WHAT YOU HAVE TO DO ->
Repeat each entry as written, dropping any picture you find.

RAW DATA ->
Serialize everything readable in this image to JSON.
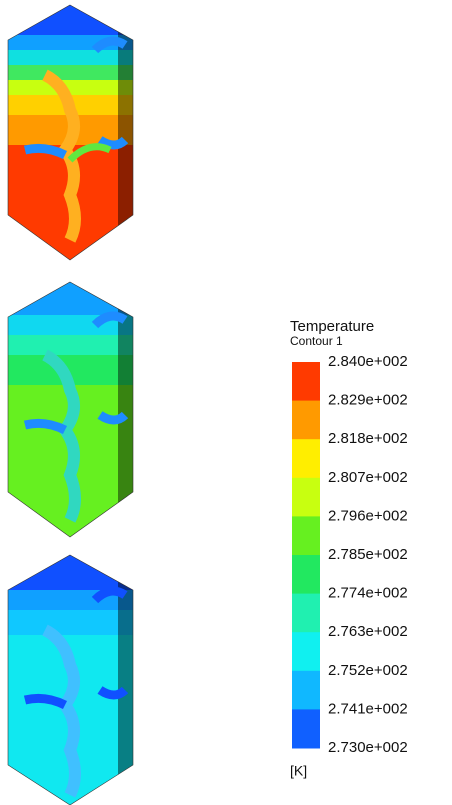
{
  "legend": {
    "title": "Temperature",
    "subtitle": "Contour 1",
    "labels": [
      "2.840e+002",
      "2.829e+002",
      "2.818e+002",
      "2.807e+002",
      "2.796e+002",
      "2.785e+002",
      "2.774e+002",
      "2.763e+002",
      "2.752e+002",
      "2.741e+002",
      "2.730e+002"
    ],
    "colors": [
      "#ff3a00",
      "#ff9a00",
      "#ffee00",
      "#c8ff10",
      "#66f020",
      "#22e860",
      "#20f0b0",
      "#10f0f0",
      "#10b8ff",
      "#1060ff",
      "#1420f0"
    ],
    "unit": "[K]"
  }
}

OUTPUT FOR THIS TASK ->
Serialize everything readable in this image to JSON.
{
  "legend": {
    "title": "Temperature",
    "subtitle": "Contour 1",
    "labels": [
      "2.840e+002",
      "2.829e+002",
      "2.818e+002",
      "2.807e+002",
      "2.796e+002",
      "2.785e+002",
      "2.774e+002",
      "2.763e+002",
      "2.752e+002",
      "2.741e+002",
      "2.730e+002"
    ],
    "colors": [
      "#ff3a00",
      "#ff9a00",
      "#ffee00",
      "#c8ff10",
      "#66f020",
      "#22e860",
      "#20f0b0",
      "#10f0f0",
      "#10b8ff",
      "#1060ff",
      "#1420f0"
    ],
    "unit": "[K]"
  }
}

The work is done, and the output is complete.